▶ **EXERCISE REQUIREMENTS**:
Copy all the entries word for word, but omit the pictures.

********************

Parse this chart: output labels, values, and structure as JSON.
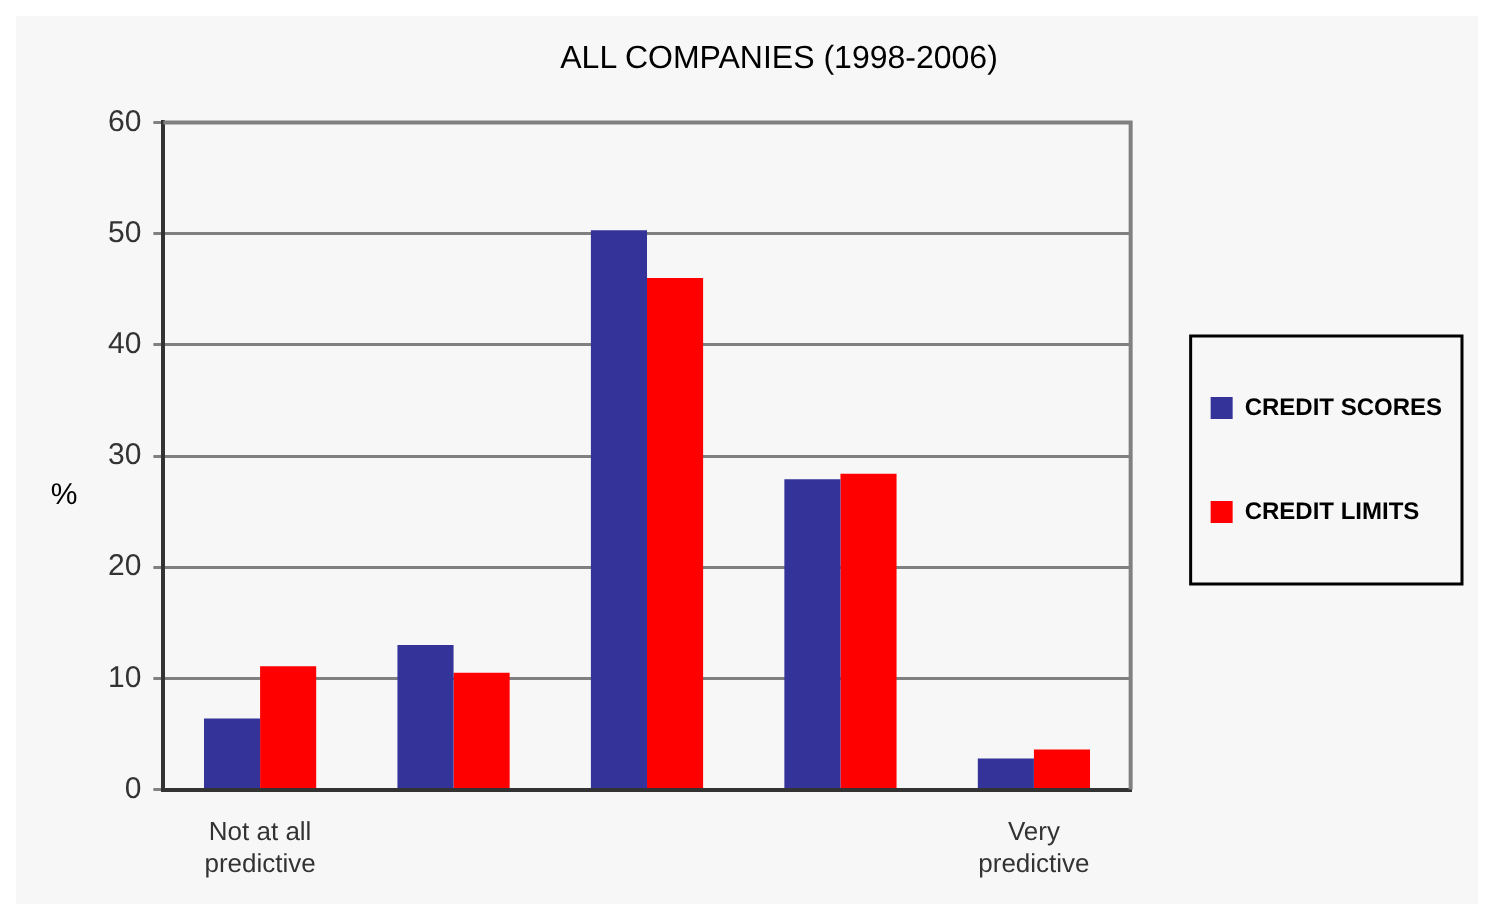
{
  "chart_data": {
    "type": "bar",
    "title": "ALL COMPANIES (1998-2006)",
    "ylabel": "%",
    "categories": [
      "Not at all predictive",
      null,
      null,
      null,
      "Very predictive"
    ],
    "series": [
      {
        "name": "CREDIT SCORES",
        "color": "#333399",
        "values": [
          6.4,
          13.0,
          50.3,
          27.9,
          2.8
        ]
      },
      {
        "name": "CREDIT LIMITS",
        "color": "#ff0000",
        "values": [
          11.1,
          10.5,
          46.0,
          28.4,
          3.6
        ]
      }
    ],
    "ylim": [
      0,
      60
    ],
    "yticks": [
      0,
      10,
      20,
      30,
      40,
      50,
      60
    ],
    "grid": "y",
    "legend": "right"
  }
}
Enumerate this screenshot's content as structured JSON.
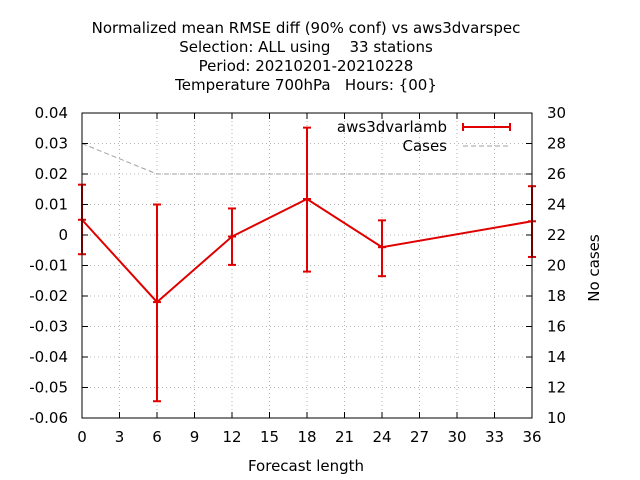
{
  "chart_data": {
    "type": "line",
    "title_lines": [
      "Normalized mean RMSE diff (90% conf) vs aws3dvarspec",
      "Selection: ALL using    33 stations",
      "Period: 20210201-20210228",
      "Temperature 700hPa   Hours: {00}"
    ],
    "xlabel": "Forecast length",
    "ylabel": "",
    "y2label": "No cases",
    "xlim": [
      0,
      36
    ],
    "ylim": [
      -0.06,
      0.04
    ],
    "y2lim": [
      10,
      30
    ],
    "xticks": [
      0,
      3,
      6,
      9,
      12,
      15,
      18,
      21,
      24,
      27,
      30,
      33,
      36
    ],
    "yticks": [
      -0.06,
      -0.05,
      -0.04,
      -0.03,
      -0.02,
      -0.01,
      0,
      0.01,
      0.02,
      0.03,
      0.04
    ],
    "y2ticks": [
      10,
      12,
      14,
      16,
      18,
      20,
      22,
      24,
      26,
      28,
      30
    ],
    "grid": true,
    "legend_position": "top-right",
    "series": [
      {
        "name": "aws3dvarlamb",
        "color": "#e00000",
        "axis": "y",
        "x": [
          0,
          6,
          12,
          18,
          24,
          36
        ],
        "y": [
          0.005,
          -0.022,
          -0.0005,
          0.0118,
          -0.004,
          0.0045
        ],
        "err_low": [
          -0.0063,
          -0.0545,
          -0.0098,
          -0.012,
          -0.0135,
          -0.0072
        ],
        "err_high": [
          0.0165,
          0.01,
          0.0087,
          0.0352,
          0.0048,
          0.016
        ]
      },
      {
        "name": "Cases",
        "color": "#a0a0a0",
        "axis": "y2",
        "x": [
          0,
          6,
          12,
          18,
          24,
          36
        ],
        "y": [
          28,
          26,
          26,
          26,
          26,
          26
        ]
      }
    ]
  }
}
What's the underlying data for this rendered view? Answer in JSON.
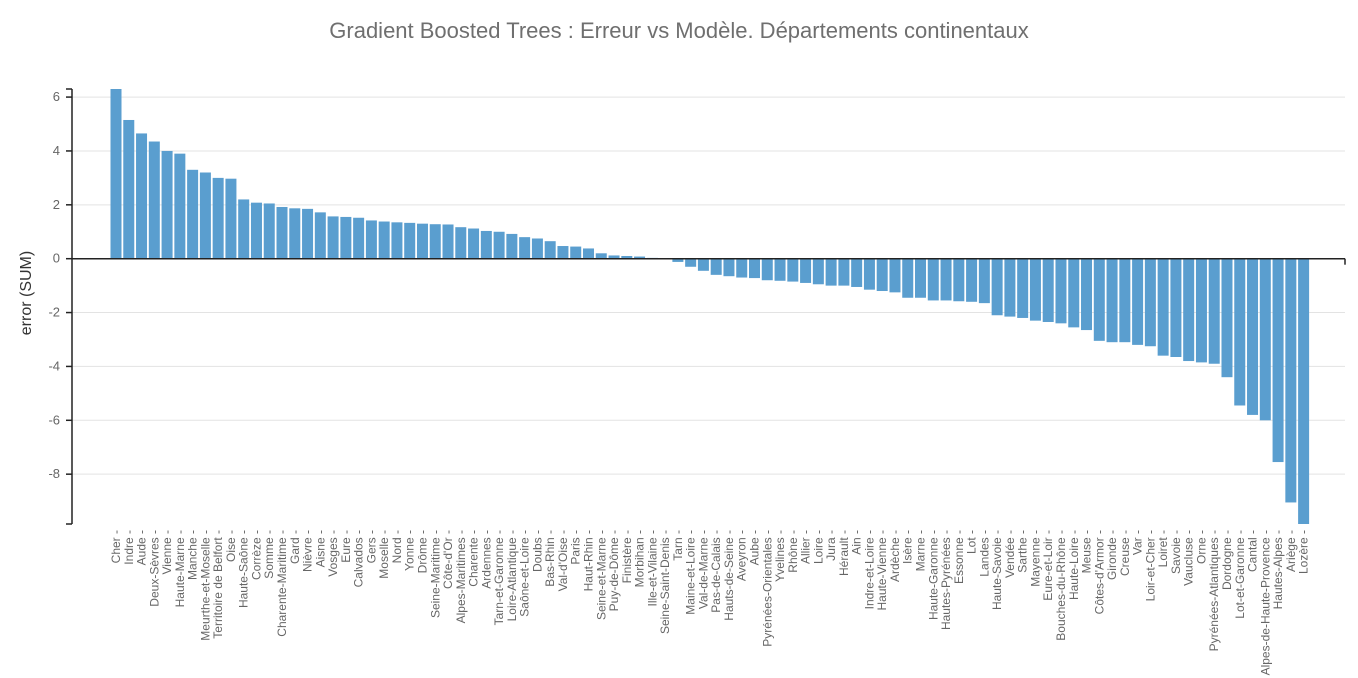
{
  "chart_data": {
    "type": "bar",
    "title": "Gradient Boosted Trees : Erreur vs Modèle. Départements continentaux",
    "xlabel": "",
    "ylabel": "error (SUM)",
    "ylim": [
      -9.85,
      6.3
    ],
    "yticks": [
      6,
      4,
      2,
      0,
      -2,
      -4,
      -6,
      -8
    ],
    "grid": true,
    "legend": "none",
    "bar_color": "#5a9ecf",
    "categories": [
      "Cher",
      "Indre",
      "Aude",
      "Deux-Sèvres",
      "Vienne",
      "Haute-Marne",
      "Manche",
      "Meurthe-et-Moselle",
      "Territoire de Belfort",
      "Oise",
      "Haute-Saône",
      "Corrèze",
      "Somme",
      "Charente-Maritime",
      "Gard",
      "Nièvre",
      "Aisne",
      "Vosges",
      "Eure",
      "Calvados",
      "Gers",
      "Moselle",
      "Nord",
      "Yonne",
      "Drôme",
      "Seine-Maritime",
      "Côte-d'Or",
      "Alpes-Maritimes",
      "Charente",
      "Ardennes",
      "Tarn-et-Garonne",
      "Loire-Atlantique",
      "Saône-et-Loire",
      "Doubs",
      "Bas-Rhin",
      "Val-d'Oise",
      "Paris",
      "Haut-Rhin",
      "Seine-et-Marne",
      "Puy-de-Dôme",
      "Finistère",
      "Morbihan",
      "Ille-et-Vilaine",
      "Seine-Saint-Denis",
      "Tarn",
      "Maine-et-Loire",
      "Val-de-Marne",
      "Pas-de-Calais",
      "Hauts-de-Seine",
      "Aveyron",
      "Aube",
      "Pyrénées-Orientales",
      "Yvelines",
      "Rhône",
      "Allier",
      "Loire",
      "Jura",
      "Hérault",
      "Ain",
      "Indre-et-Loire",
      "Haute-Vienne",
      "Ardèche",
      "Isère",
      "Marne",
      "Haute-Garonne",
      "Hautes-Pyrénées",
      "Essonne",
      "Lot",
      "Landes",
      "Haute-Savoie",
      "Vendée",
      "Sarthe",
      "Mayenne",
      "Eure-et-Loir",
      "Bouches-du-Rhône",
      "Haute-Loire",
      "Meuse",
      "Côtes-d'Armor",
      "Gironde",
      "Creuse",
      "Var",
      "Loir-et-Cher",
      "Loiret",
      "Savoie",
      "Vaucluse",
      "Orne",
      "Pyrénées-Atlantiques",
      "Dordogne",
      "Lot-et-Garonne",
      "Cantal",
      "Alpes-de-Haute-Provence",
      "Hautes-Alpes",
      "Ariège",
      "Lozère"
    ],
    "values": [
      6.3,
      5.15,
      4.65,
      4.35,
      4.0,
      3.9,
      3.3,
      3.2,
      3.0,
      2.97,
      2.2,
      2.08,
      2.05,
      1.92,
      1.87,
      1.85,
      1.72,
      1.57,
      1.55,
      1.52,
      1.42,
      1.38,
      1.35,
      1.33,
      1.3,
      1.28,
      1.27,
      1.17,
      1.12,
      1.03,
      1.0,
      0.92,
      0.8,
      0.75,
      0.65,
      0.47,
      0.45,
      0.38,
      0.2,
      0.12,
      0.1,
      0.08,
      0.03,
      0.02,
      -0.12,
      -0.3,
      -0.45,
      -0.6,
      -0.65,
      -0.7,
      -0.72,
      -0.8,
      -0.82,
      -0.85,
      -0.9,
      -0.95,
      -1.0,
      -1.0,
      -1.05,
      -1.15,
      -1.2,
      -1.25,
      -1.45,
      -1.45,
      -1.55,
      -1.55,
      -1.58,
      -1.6,
      -1.65,
      -2.1,
      -2.15,
      -2.2,
      -2.3,
      -2.35,
      -2.4,
      -2.55,
      -2.65,
      -3.05,
      -3.1,
      -3.1,
      -3.2,
      -3.25,
      -3.6,
      -3.65,
      -3.8,
      -3.85,
      -3.9,
      -4.4,
      -5.45,
      -5.8,
      -6.0,
      -7.55,
      -9.05,
      -9.85
    ]
  }
}
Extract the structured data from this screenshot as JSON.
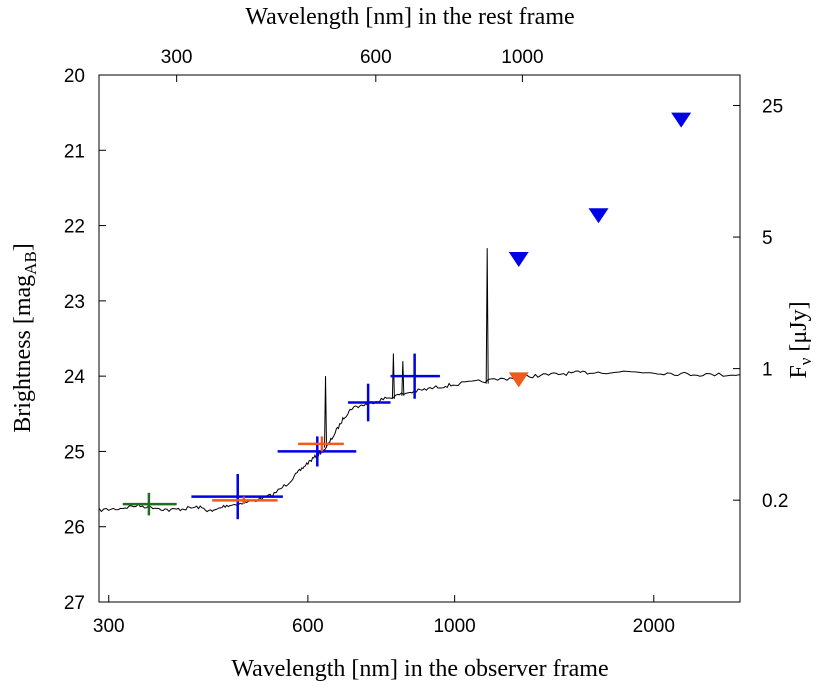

********************

▶ **RESPONSE TO THE TASK**:
Parse this chart: output labels, values, and structure as JSON.
{
  "chart_data": {
    "type": "bar",
    "title": "ALL COMPANIES (1998-2006)",
    "ylabel": "%",
    "categories": [
      "Not at all predictive",
      null,
      null,
      null,
      "Very predictive"
    ],
    "series": [
      {
        "name": "CREDIT SCORES",
        "color": "#333399",
        "values": [
          6.4,
          13.0,
          50.3,
          27.9,
          2.8
        ]
      },
      {
        "name": "CREDIT LIMITS",
        "color": "#ff0000",
        "values": [
          11.1,
          10.5,
          46.0,
          28.4,
          3.6
        ]
      }
    ],
    "ylim": [
      0,
      60
    ],
    "yticks": [
      0,
      10,
      20,
      30,
      40,
      50,
      60
    ],
    "grid": "y",
    "legend": "right"
  }
}
Enumerate this screenshot's content as structured JSON.
{
  "chart_data": {
    "type": "line",
    "title_lines": [
      "Normalized mean RMSE diff (90% conf) vs aws3dvarspec",
      "Selection: ALL using    33 stations",
      "Period: 20210201-20210228",
      "Temperature 700hPa   Hours: {00}"
    ],
    "xlabel": "Forecast length",
    "ylabel": "",
    "y2label": "No cases",
    "xlim": [
      0,
      36
    ],
    "ylim": [
      -0.06,
      0.04
    ],
    "y2lim": [
      10,
      30
    ],
    "xticks": [
      0,
      3,
      6,
      9,
      12,
      15,
      18,
      21,
      24,
      27,
      30,
      33,
      36
    ],
    "yticks": [
      -0.06,
      -0.05,
      -0.04,
      -0.03,
      -0.02,
      -0.01,
      0,
      0.01,
      0.02,
      0.03,
      0.04
    ],
    "y2ticks": [
      10,
      12,
      14,
      16,
      18,
      20,
      22,
      24,
      26,
      28,
      30
    ],
    "grid": true,
    "legend_position": "top-right",
    "series": [
      {
        "name": "aws3dvarlamb",
        "color": "#e00000",
        "axis": "y",
        "x": [
          0,
          6,
          12,
          18,
          24,
          36
        ],
        "y": [
          0.005,
          -0.022,
          -0.0005,
          0.0118,
          -0.004,
          0.0045
        ],
        "err_low": [
          -0.0063,
          -0.0545,
          -0.0098,
          -0.012,
          -0.0135,
          -0.0072
        ],
        "err_high": [
          0.0165,
          0.01,
          0.0087,
          0.0352,
          0.0048,
          0.016
        ]
      },
      {
        "name": "Cases",
        "color": "#a0a0a0",
        "axis": "y2",
        "x": [
          0,
          6,
          12,
          18,
          24,
          36
        ],
        "y": [
          28,
          26,
          26,
          26,
          26,
          26
        ]
      }
    ]
  }
}
What's the underlying data for this rendered view? Answer in JSON.
{
  "chart_data": {
    "type": "bar",
    "title": "Gradient Boosted Trees : Erreur vs Modèle. Départements continentaux",
    "xlabel": "",
    "ylabel": "error (SUM)",
    "ylim": [
      -9.85,
      6.3
    ],
    "yticks": [
      6,
      4,
      2,
      0,
      -2,
      -4,
      -6,
      -8
    ],
    "grid": true,
    "legend": "none",
    "bar_color": "#5a9ecf",
    "categories": [
      "Cher",
      "Indre",
      "Aude",
      "Deux-Sèvres",
      "Vienne",
      "Haute-Marne",
      "Manche",
      "Meurthe-et-Moselle",
      "Territoire de Belfort",
      "Oise",
      "Haute-Saône",
      "Corrèze",
      "Somme",
      "Charente-Maritime",
      "Gard",
      "Nièvre",
      "Aisne",
      "Vosges",
      "Eure",
      "Calvados",
      "Gers",
      "Moselle",
      "Nord",
      "Yonne",
      "Drôme",
      "Seine-Maritime",
      "Côte-d'Or",
      "Alpes-Maritimes",
      "Charente",
      "Ardennes",
      "Tarn-et-Garonne",
      "Loire-Atlantique",
      "Saône-et-Loire",
      "Doubs",
      "Bas-Rhin",
      "Val-d'Oise",
      "Paris",
      "Haut-Rhin",
      "Seine-et-Marne",
      "Puy-de-Dôme",
      "Finistère",
      "Morbihan",
      "Ille-et-Vilaine",
      "Seine-Saint-Denis",
      "Tarn",
      "Maine-et-Loire",
      "Val-de-Marne",
      "Pas-de-Calais",
      "Hauts-de-Seine",
      "Aveyron",
      "Aube",
      "Pyrénées-Orientales",
      "Yvelines",
      "Rhône",
      "Allier",
      "Loire",
      "Jura",
      "Hérault",
      "Ain",
      "Indre-et-Loire",
      "Haute-Vienne",
      "Ardèche",
      "Isère",
      "Marne",
      "Haute-Garonne",
      "Hautes-Pyrénées",
      "Essonne",
      "Lot",
      "Landes",
      "Haute-Savoie",
      "Vendée",
      "Sarthe",
      "Mayenne",
      "Eure-et-Loir",
      "Bouches-du-Rhône",
      "Haute-Loire",
      "Meuse",
      "Côtes-d'Armor",
      "Gironde",
      "Creuse",
      "Var",
      "Loir-et-Cher",
      "Loiret",
      "Savoie",
      "Vaucluse",
      "Orne",
      "Pyrénées-Atlantiques",
      "Dordogne",
      "Lot-et-Garonne",
      "Cantal",
      "Alpes-de-Haute-Provence",
      "Hautes-Alpes",
      "Ariège",
      "Lozère"
    ],
    "values": [
      6.3,
      5.15,
      4.65,
      4.35,
      4.0,
      3.9,
      3.3,
      3.2,
      3.0,
      2.97,
      2.2,
      2.08,
      2.05,
      1.92,
      1.87,
      1.85,
      1.72,
      1.57,
      1.55,
      1.52,
      1.42,
      1.38,
      1.35,
      1.33,
      1.3,
      1.28,
      1.27,
      1.17,
      1.12,
      1.03,
      1.0,
      0.92,
      0.8,
      0.75,
      0.65,
      0.47,
      0.45,
      0.38,
      0.2,
      0.12,
      0.1,
      0.08,
      0.03,
      0.02,
      -0.12,
      -0.3,
      -0.45,
      -0.6,
      -0.65,
      -0.7,
      -0.72,
      -0.8,
      -0.82,
      -0.85,
      -0.9,
      -0.95,
      -1.0,
      -1.0,
      -1.05,
      -1.15,
      -1.2,
      -1.25,
      -1.45,
      -1.45,
      -1.55,
      -1.55,
      -1.58,
      -1.6,
      -1.65,
      -2.1,
      -2.15,
      -2.2,
      -2.3,
      -2.35,
      -2.4,
      -2.55,
      -2.65,
      -3.05,
      -3.1,
      -3.1,
      -3.2,
      -3.25,
      -3.6,
      -3.65,
      -3.8,
      -3.85,
      -3.9,
      -4.4,
      -5.45,
      -5.8,
      -6.0,
      -7.55,
      -9.05,
      -9.85
    ]
  }
}
Extract the structured data from this screenshot as JSON.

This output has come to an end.